- _Data excerpts_

* Start *

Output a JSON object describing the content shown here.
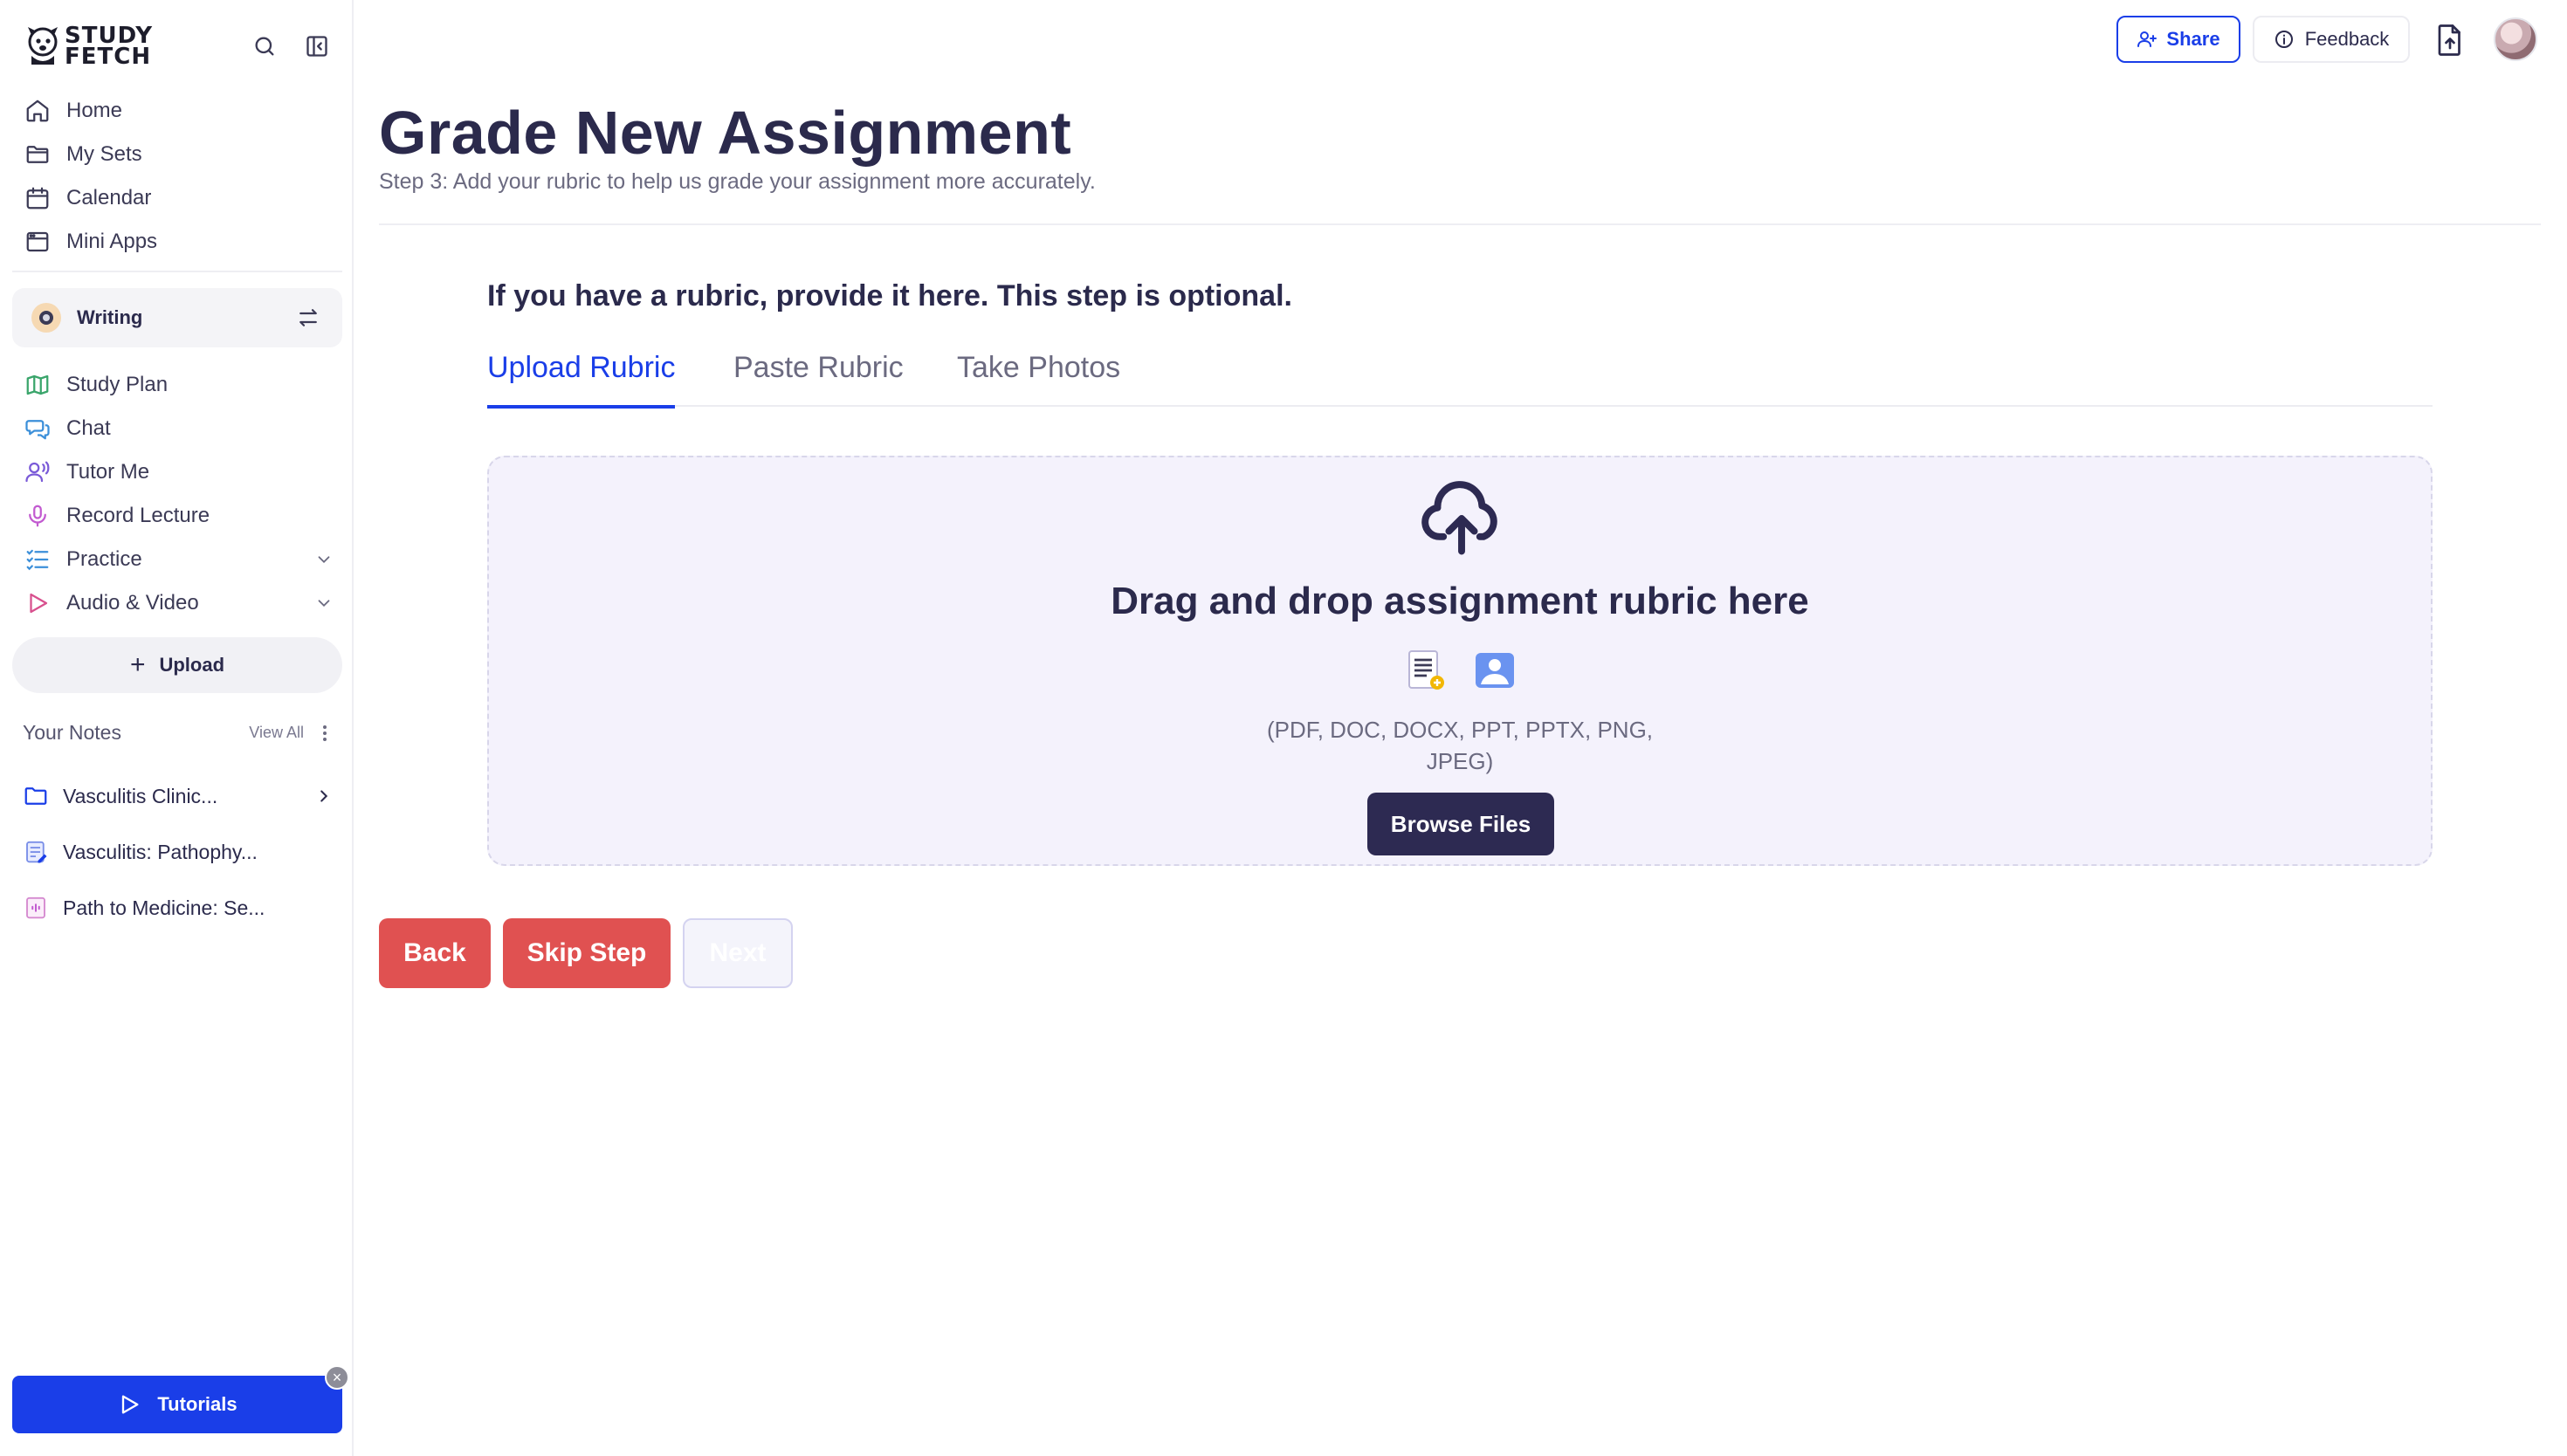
{
  "brand": {
    "name_line1": "STUDY",
    "name_line2": "FETCH"
  },
  "sidebar": {
    "nav": [
      {
        "label": "Home",
        "icon": "home-icon"
      },
      {
        "label": "My Sets",
        "icon": "folder-icon"
      },
      {
        "label": "Calendar",
        "icon": "calendar-icon"
      },
      {
        "label": "Mini Apps",
        "icon": "app-window-icon"
      }
    ],
    "workspace": {
      "label": "Writing"
    },
    "tools": [
      {
        "label": "Study Plan",
        "icon": "map-icon",
        "color": "#3aa56b"
      },
      {
        "label": "Chat",
        "icon": "chat-icon",
        "color": "#3b8fd9"
      },
      {
        "label": "Tutor Me",
        "icon": "tutor-icon",
        "color": "#7a5ad8"
      },
      {
        "label": "Record Lecture",
        "icon": "microphone-icon",
        "color": "#c25ad0"
      },
      {
        "label": "Practice",
        "icon": "checklist-icon",
        "color": "#3b8fd9"
      },
      {
        "label": "Audio & Video",
        "icon": "play-icon",
        "color": "#d8508e"
      }
    ],
    "upload_label": "Upload",
    "notes": {
      "title": "Your Notes",
      "view_all": "View All",
      "items": [
        {
          "label": "Vasculitis Clinic...",
          "icon": "folder-icon"
        },
        {
          "label": "Vasculitis: Pathophy...",
          "icon": "note-icon"
        },
        {
          "label": "Path to Medicine: Se...",
          "icon": "audio-note-icon"
        }
      ]
    },
    "tutorials_label": "Tutorials",
    "tutorials_close": "×"
  },
  "topbar": {
    "share_label": "Share",
    "feedback_label": "Feedback"
  },
  "page": {
    "title": "Grade New Assignment",
    "subtitle": "Step 3: Add your rubric to help us grade your assignment more accurately.",
    "prompt": "If you have a rubric, provide it here. This step is optional.",
    "tabs": [
      "Upload Rubric",
      "Paste Rubric",
      "Take Photos"
    ],
    "active_tab": 0,
    "dropzone": {
      "title": "Drag and drop assignment rubric here",
      "formats_line1": "(PDF, DOC, DOCX, PPT, PPTX, PNG,",
      "formats_line2": "JPEG)",
      "browse_label": "Browse Files"
    },
    "actions": {
      "back": "Back",
      "skip": "Skip Step",
      "next": "Next"
    }
  },
  "colors": {
    "accent": "#1a3ee8",
    "danger": "#e05151",
    "dark_button": "#2d2a52",
    "dropzone_bg": "#f4f2fc"
  }
}
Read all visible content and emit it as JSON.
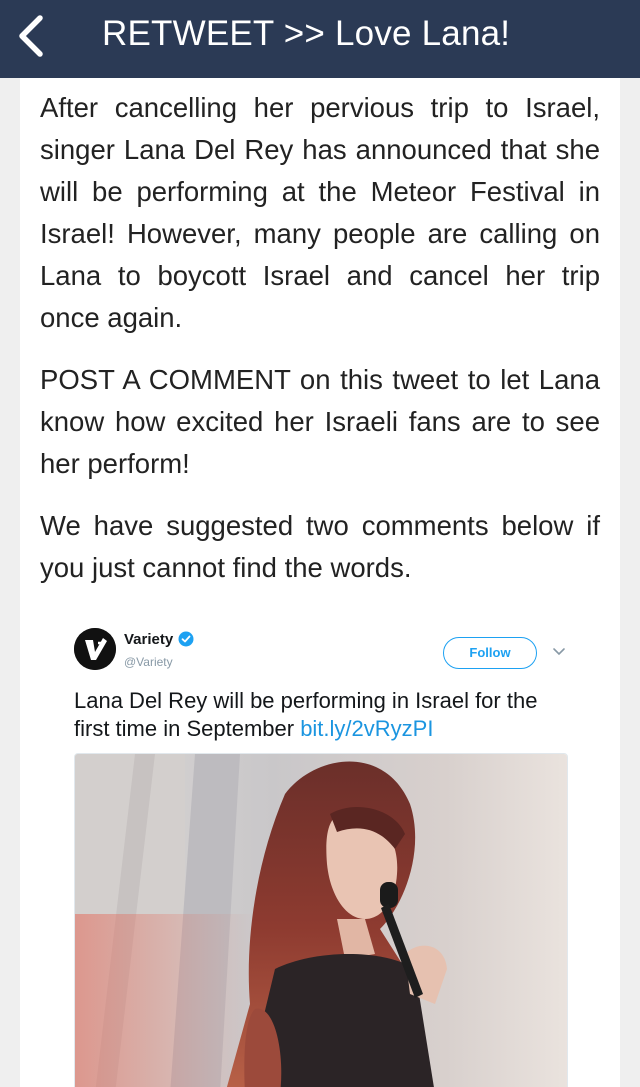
{
  "header": {
    "back_icon": "chevron-left-icon",
    "title": "RETWEET >> Love Lana!"
  },
  "article": {
    "paragraphs": [
      "After cancelling her pervious trip to Israel, singer Lana Del Rey has announced that she will be performing at the Meteor Festival in Israel! However, many people are calling on Lana to boycott Israel and cancel her trip once again.",
      "POST A COMMENT on this tweet to let Lana know how excited her Israeli fans are to see her perform!",
      "We have suggested two comments below if you just cannot find the words."
    ]
  },
  "tweet": {
    "author_name": "Variety",
    "author_handle": "@Variety",
    "follow_label": "Follow",
    "text": "Lana Del Rey will be performing in Israel for the first time in September ",
    "link": "bit.ly/2vRyzPI",
    "verified_icon": "verified-badge-icon",
    "menu_icon": "chevron-down-icon",
    "photo": "singer-with-microphone-photo"
  },
  "colors": {
    "header_bg": "#2b3a55",
    "page_bg": "#efefef",
    "link": "#1b95e0",
    "follow": "#1da1f2"
  }
}
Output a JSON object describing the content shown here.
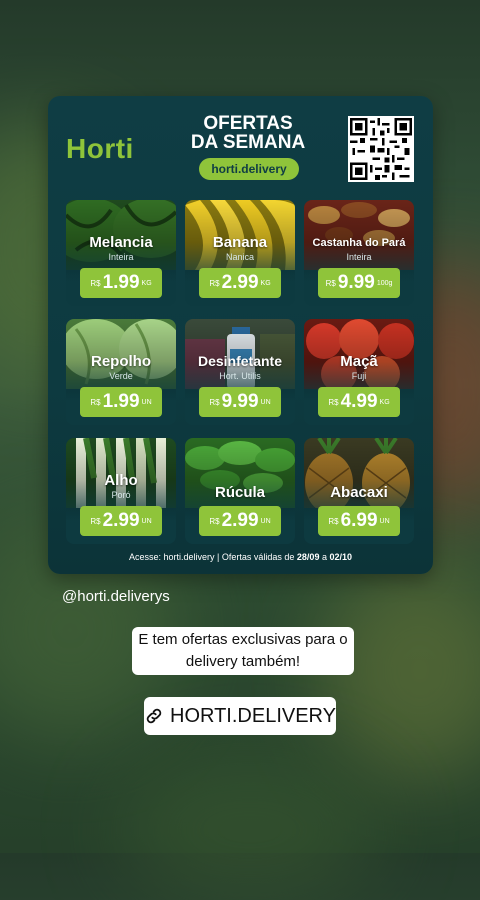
{
  "flyer": {
    "brand": "Horti",
    "title_line1": "OFERTAS",
    "title_line2": "DA SEMANA",
    "site": "horti.delivery",
    "products": [
      {
        "name": "Melancia",
        "sub": "Inteira",
        "currency": "R$",
        "price": "1.99",
        "unit": "KG"
      },
      {
        "name": "Banana",
        "sub": "Nanica",
        "currency": "R$",
        "price": "2.99",
        "unit": "KG"
      },
      {
        "name": "Castanha do Pará",
        "sub": "Inteira",
        "currency": "R$",
        "price": "9.99",
        "unit": "100g"
      },
      {
        "name": "Repolho",
        "sub": "Verde",
        "currency": "R$",
        "price": "1.99",
        "unit": "UN"
      },
      {
        "name": "Desinfetante",
        "sub": "Hort. Utilis",
        "currency": "R$",
        "price": "9.99",
        "unit": "UN"
      },
      {
        "name": "Maçã",
        "sub": "Fuji",
        "currency": "R$",
        "price": "4.99",
        "unit": "KG"
      },
      {
        "name": "Alho",
        "sub": "Poró",
        "currency": "R$",
        "price": "2.99",
        "unit": "UN"
      },
      {
        "name": "Rúcula",
        "sub": "",
        "currency": "R$",
        "price": "2.99",
        "unit": "UN"
      },
      {
        "name": "Abacaxi",
        "sub": "",
        "currency": "R$",
        "price": "6.99",
        "unit": "UN"
      }
    ],
    "footer_prefix": "Acesse: horti.delivery | Ofertas válidas de ",
    "footer_from": "28/09",
    "footer_mid": " a ",
    "footer_to": "02/10",
    "colors": {
      "accent": "#8fc43a",
      "panel": "#0f3d44"
    }
  },
  "story": {
    "mention": "@horti.deliverys",
    "caption_line1": "E tem ofertas exclusivas para o",
    "caption_line2": "delivery também!",
    "link_label": "HORTI.DELIVERY",
    "link_icon": "link-icon"
  }
}
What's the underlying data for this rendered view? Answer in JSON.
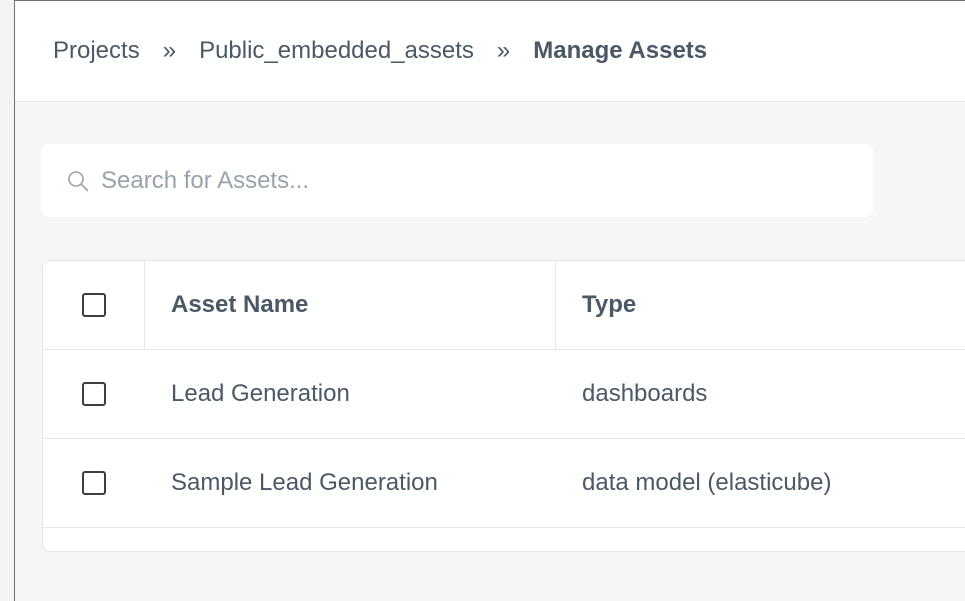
{
  "breadcrumb": {
    "items": [
      "Projects",
      "Public_embedded_assets",
      "Manage Assets"
    ],
    "separator": "»"
  },
  "search": {
    "placeholder": "Search for Assets..."
  },
  "table": {
    "columns": [
      "Asset Name",
      "Type"
    ],
    "rows": [
      {
        "name": "Lead Generation",
        "type": "dashboards"
      },
      {
        "name": "Sample Lead Generation",
        "type": "data model (elasticube)"
      }
    ]
  },
  "colors": {
    "text": "#4b5866",
    "background": "#f5f6f8",
    "card": "#ffffff",
    "border": "#e6e7ea"
  }
}
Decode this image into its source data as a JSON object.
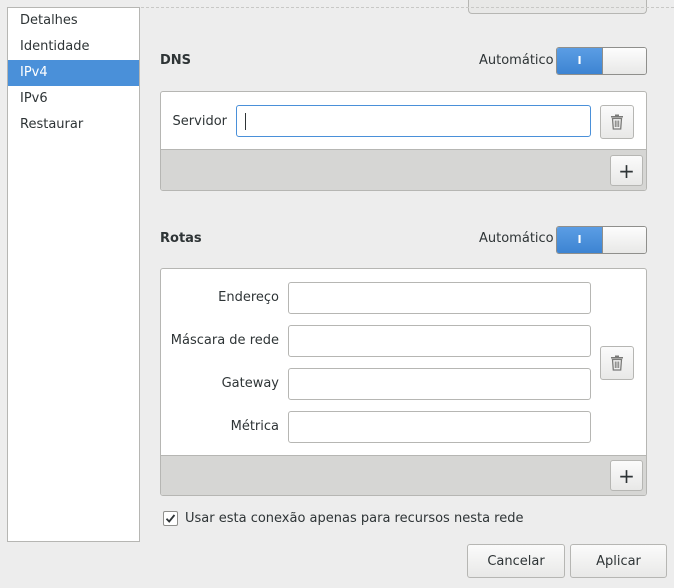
{
  "sidebar": {
    "items": [
      {
        "label": "Detalhes"
      },
      {
        "label": "Identidade"
      },
      {
        "label": "IPv4"
      },
      {
        "label": "IPv6"
      },
      {
        "label": "Restaurar"
      }
    ],
    "selected": "IPv4"
  },
  "dns": {
    "title": "DNS",
    "auto_label": "Automático",
    "auto_on": true,
    "switch_on_text": "I",
    "server_label": "Servidor",
    "server_value": ""
  },
  "routes": {
    "title": "Rotas",
    "auto_label": "Automático",
    "auto_on": true,
    "switch_on_text": "I",
    "address_label": "Endereço",
    "netmask_label": "Máscara de rede",
    "gateway_label": "Gateway",
    "metric_label": "Métrica",
    "address_value": "",
    "netmask_value": "",
    "gateway_value": "",
    "metric_value": ""
  },
  "restrict": {
    "label": "Usar esta conexão apenas para recursos nesta rede",
    "checked": true
  },
  "buttons": {
    "cancel": "Cancelar",
    "apply": "Aplicar"
  },
  "icons": {
    "delete": "trash-icon",
    "add": "plus-icon",
    "check": "checkmark-icon"
  },
  "colors": {
    "accent": "#4a90d9"
  }
}
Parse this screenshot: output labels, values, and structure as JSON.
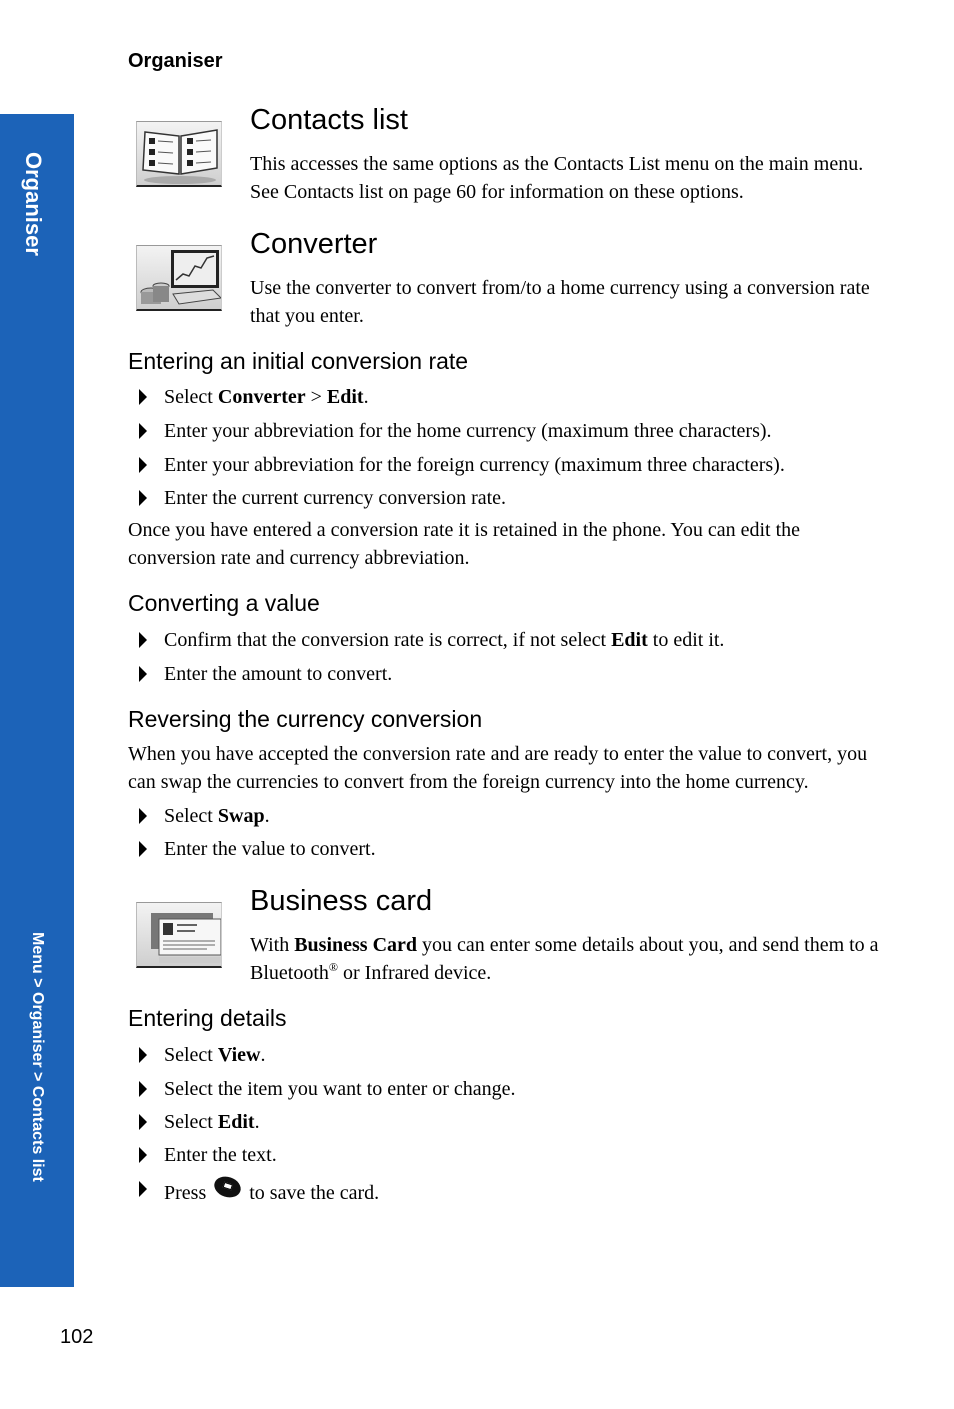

* End *

- _EXERCISE_
Copy out, unchanged, the span of lines beginning with the one that includes "Decode this image" and running through the final line of the material above. Leave the pictures out.

- _PROBLEM SOLUTION_
Decode this image into its source data as a JSON object.
{
  "sidebar": {
    "items": [
      {
        "label": "Detalhes"
      },
      {
        "label": "Identidade"
      },
      {
        "label": "IPv4"
      },
      {
        "label": "IPv6"
      },
      {
        "label": "Restaurar"
      }
    ],
    "selected": "IPv4"
  },
  "dns": {
    "title": "DNS",
    "auto_label": "Automático",
    "auto_on": true,
    "switch_on_text": "I",
    "server_label": "Servidor",
    "server_value": ""
  },
  "routes": {
    "title": "Rotas",
    "auto_label": "Automático",
    "auto_on": true,
    "switch_on_text": "I",
    "address_label": "Endereço",
    "netmask_label": "Máscara de rede",
    "gateway_label": "Gateway",
    "metric_label": "Métrica",
    "address_value": "",
    "netmask_value": "",
    "gateway_value": "",
    "metric_value": ""
  },
  "restrict": {
    "label": "Usar esta conexão apenas para recursos nesta rede",
    "checked": true
  },
  "buttons": {
    "cancel": "Cancelar",
    "apply": "Aplicar"
  },
  "icons": {
    "delete": "trash-icon",
    "add": "plus-icon",
    "check": "checkmark-icon"
  },
  "colors": {
    "accent": "#4a90d9"
  }
}
Parse this screenshot: output labels, values, and structure as JSON.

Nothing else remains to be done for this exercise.